### WHAT IS EXPECTED
Check the listing below for lines with the word "οποία" and say how many there are, with nothing but the number.

### INFORMATION GIVEN
++++++
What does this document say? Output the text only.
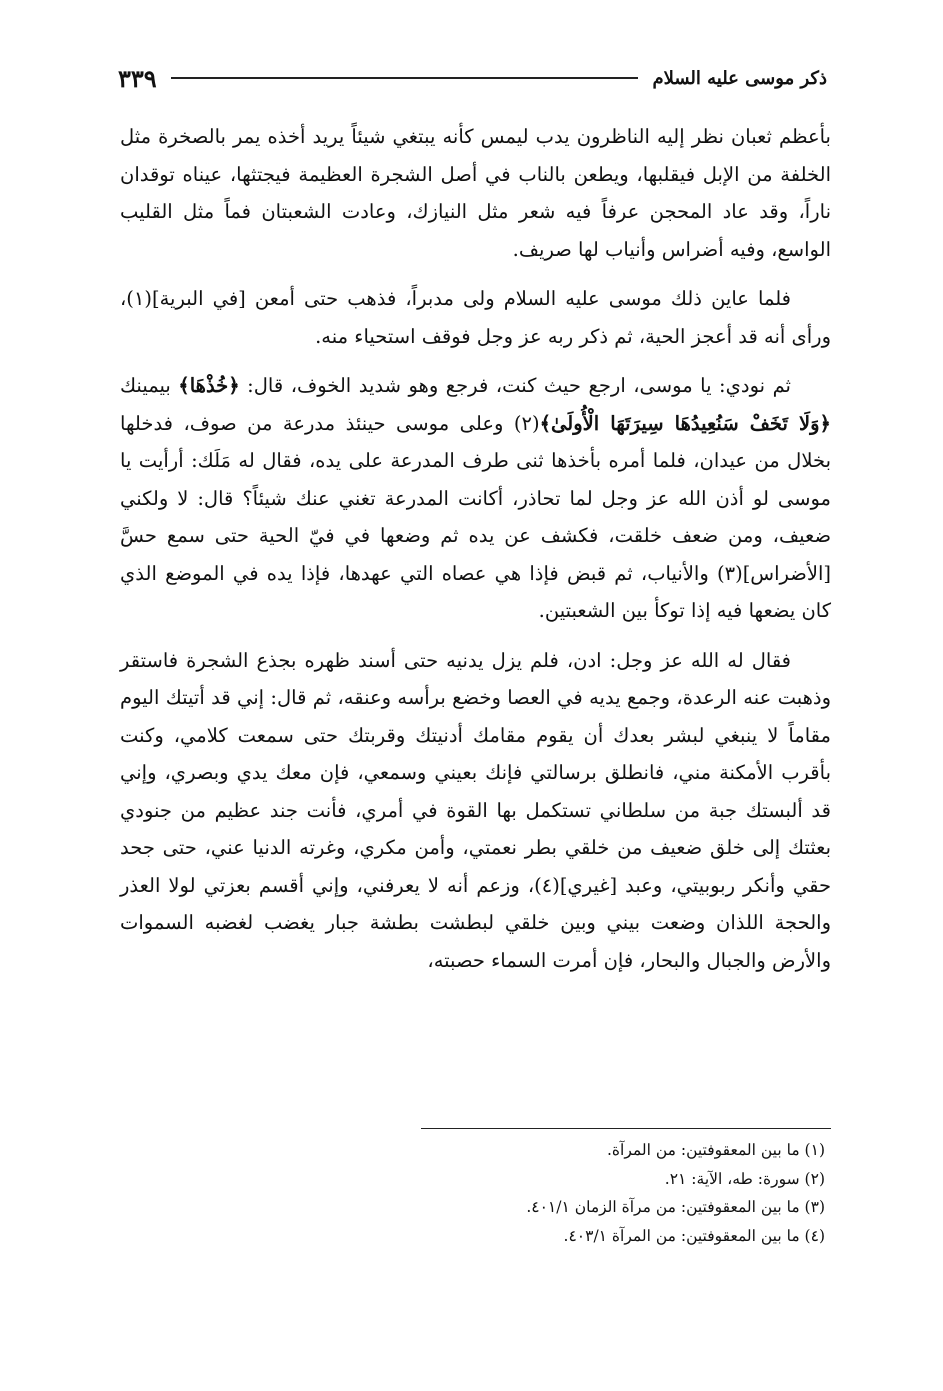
ذكر موسى عليه السلام
٣٣٩

بأعظم ثعبان نظر إليه الناظرون يدب ليمس كأنه يبتغي شيئاً يريد أخذه يمر بالصخرة مثل الخلفة من الإبل فيقلبها، ويطعن بالناب في أصل الشجرة العظيمة فيجتثها، عيناه توقدان ناراً، وقد عاد المحجن عرفاً فيه شعر مثل النيازك، وعادت الشعبتان فماً مثل القليب الواسع، وفيه أضراس وأنياب لها صريف.

فلما عاين ذلك موسى عليه السلام ولى مدبراً، فذهب حتى أمعن [في البرية](١)، ورأى أنه قد أعجز الحية، ثم ذكر ربه عز وجل فوقف استحياء منه.

ثم نودي: يا موسى، ارجع حيث كنت، فرجع وهو شديد الخوف، قال: ﴿خُذْهَا﴾ بيمينك ﴿وَلَا تَخَفْ سَنُعِيدُهَا سِيرَتَهَا الْأُولَىٰ﴾(٢) وعلى موسى حينئذ مدرعة من صوف، فدخلها بخلال من عيدان، فلما أمره بأخذها ثنى طرف المدرعة على يده، فقال له مَلَك: أرأيت يا موسى لو أذن الله عز وجل لما تحاذر، أكانت المدرعة تغني عنك شيئاً؟ قال: لا ولكني ضعيف، ومن ضعف خلقت، فكشف عن يده ثم وضعها في فيّ الحية حتى سمع حسَّ [الأضراس](٣) والأنياب، ثم قبض فإذا هي عصاه التي عهدها، فإذا يده في الموضع الذي كان يضعها فيه إذا توكأ بين الشعبتين.

فقال له الله عز وجل: ادن، فلم يزل يدنيه حتى أسند ظهره بجذع الشجرة فاستقر وذهبت عنه الرعدة، وجمع يديه في العصا وخضع برأسه وعنقه، ثم قال: إني قد أتيتك اليوم مقاماً لا ينبغي لبشر بعدك أن يقوم مقامك أدنيتك وقربتك حتى سمعت كلامي، وكنت بأقرب الأمكنة مني، فانطلق برسالتي فإنك بعيني وسمعي، فإن معك يدي وبصري، وإني قد ألبستك جبة من سلطاني تستكمل بها القوة في أمري، فأنت جند عظيم من جنودي بعثتك إلى خلق ضعيف من خلقي بطر نعمتي، وأمن مكري، وغرته الدنيا عني، حتى جحد حقي وأنكر ربوبيتي، وعبد [غيري](٤)، وزعم أنه لا يعرفني، وإني أقسم بعزتي لولا العذر والحجة اللذان وضعت بيني وبين خلقي لبطشت بطشة جبار يغضب لغضبه السموات والأرض والجبال والبحار، فإن أمرت السماء حصبته،

(١) ما بين المعقوفتين: من المرآة.

(٢) سورة: طه، الآية: ٢١.

(٣) ما بين المعقوفتين: من مرآة الزمان ٤٠١/١.

(٤) ما بين المعقوفتين: من المرآة ٤٠٣/١.
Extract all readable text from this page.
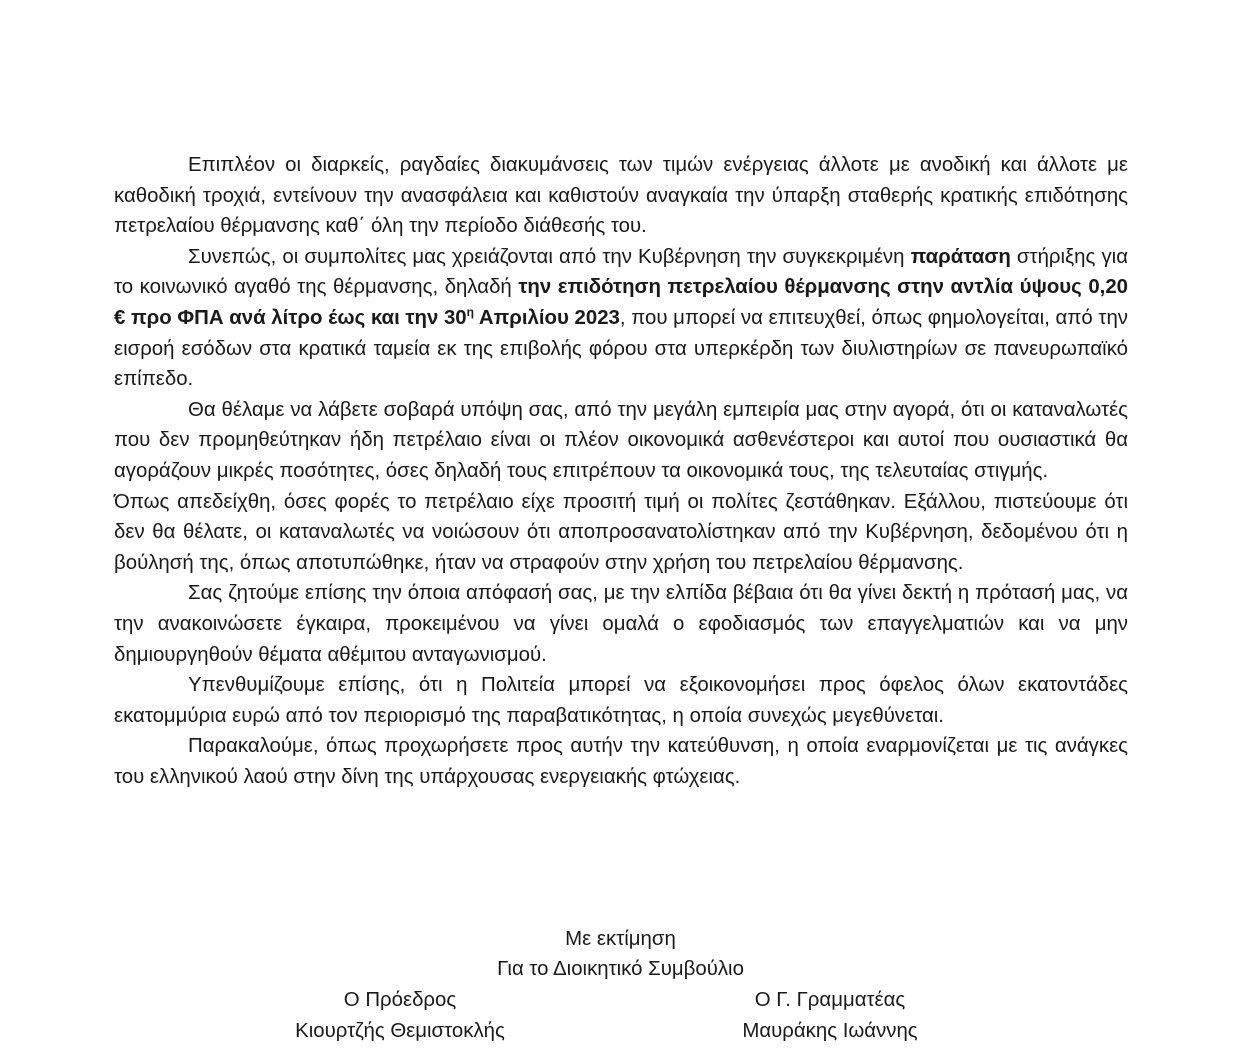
Επιπλέον οι διαρκείς, ραγδαίες διακυμάνσεις των τιμών ενέργειας άλλοτε με ανοδική και άλλοτε με καθοδική τροχιά, εντείνουν την ανασφάλεια και καθιστούν αναγκαία την ύπαρξη σταθερής κρατικής επιδότησης πετρελαίου θέρμανσης καθ΄ όλη την περίοδο διάθεσής του.

Συνεπώς, οι συμπολίτες μας χρειάζονται από την Κυβέρνηση την συγκεκριμένη παράταση στήριξης για το κοινωνικό αγαθό της θέρμανσης, δηλαδή την επιδότηση πετρελαίου θέρμανσης στην αντλία ύψους 0,20 € προ ΦΠΑ ανά λίτρο έως και την $30^\eta$ Απριλίου 2023, που μπορεί να επιτευχθεί, όπως φημολογείται, από την εισροή εσόδων στα κρατικά ταμεία εκ της επιβολής φόρου στα υπερκέρδη των διυλιστηρίων σε πανευρωπαϊκό επίπεδο.

Θα θέλαμε να λάβετε σοβαρά υπόψη σας, από την μεγάλη εμπειρία μας στην αγορά, ότι οι καταναλωτές που δεν προμηθεύτηκαν ήδη πετρέλαιο είναι οι πλέον οικονομικά ασθενέστεροι και αυτοί που ουσιαστικά θα αγοράζουν μικρές ποσότητες, όσες δηλαδή τους επιτρέπουν τα οικονομικά τους, της τελευταίας στιγμής.

Όπως απεδείχθη, όσες φορές το πετρέλαιο είχε προσιτή τιμή οι πολίτες ζεστάθηκαν. Εξάλλου, πιστεύουμε ότι δεν θα θέλατε, οι καταναλωτές να νοιώσουν ότι αποπροσανατολίστηκαν από την Κυβέρνηση, δεδομένου ότι η βούλησή της, όπως αποτυπώθηκε, ήταν να στραφούν στην χρήση του πετρελαίου θέρμανσης.

Σας ζητούμε επίσης την όποια απόφασή σας, με την ελπίδα βέβαια ότι θα γίνει δεκτή η πρότασή μας, να την ανακοινώσετε έγκαιρα, προκειμένου να γίνει ομαλά ο εφοδιασμός των επαγγελματιών και να μην δημιουργηθούν θέματα αθέμιτου ανταγωνισμού.

Υπενθυμίζουμε επίσης, ότι η Πολιτεία μπορεί να εξοικονομήσει προς όφελος όλων εκατοντάδες εκατομμύρια ευρώ από τον περιορισμό της παραβατικότητας, η οποία συνεχώς μεγεθύνεται.

Παρακαλούμε, όπως προχωρήσετε προς αυτήν την κατεύθυνση, η οποία εναρμονίζεται με τις ανάγκες του ελληνικού λαού στην δίνη της υπάρχουσας ενεργειακής φτώχειας.

Με εκτίμηση
Για το Διοικητικό Συμβούλιο
Ο Πρόεδρος	Ο Γ. Γραμματέας
Κιουρτζής Θεμιστοκλής	Μαυράκης Ιωάννης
++++++
### FINISHED TASK
2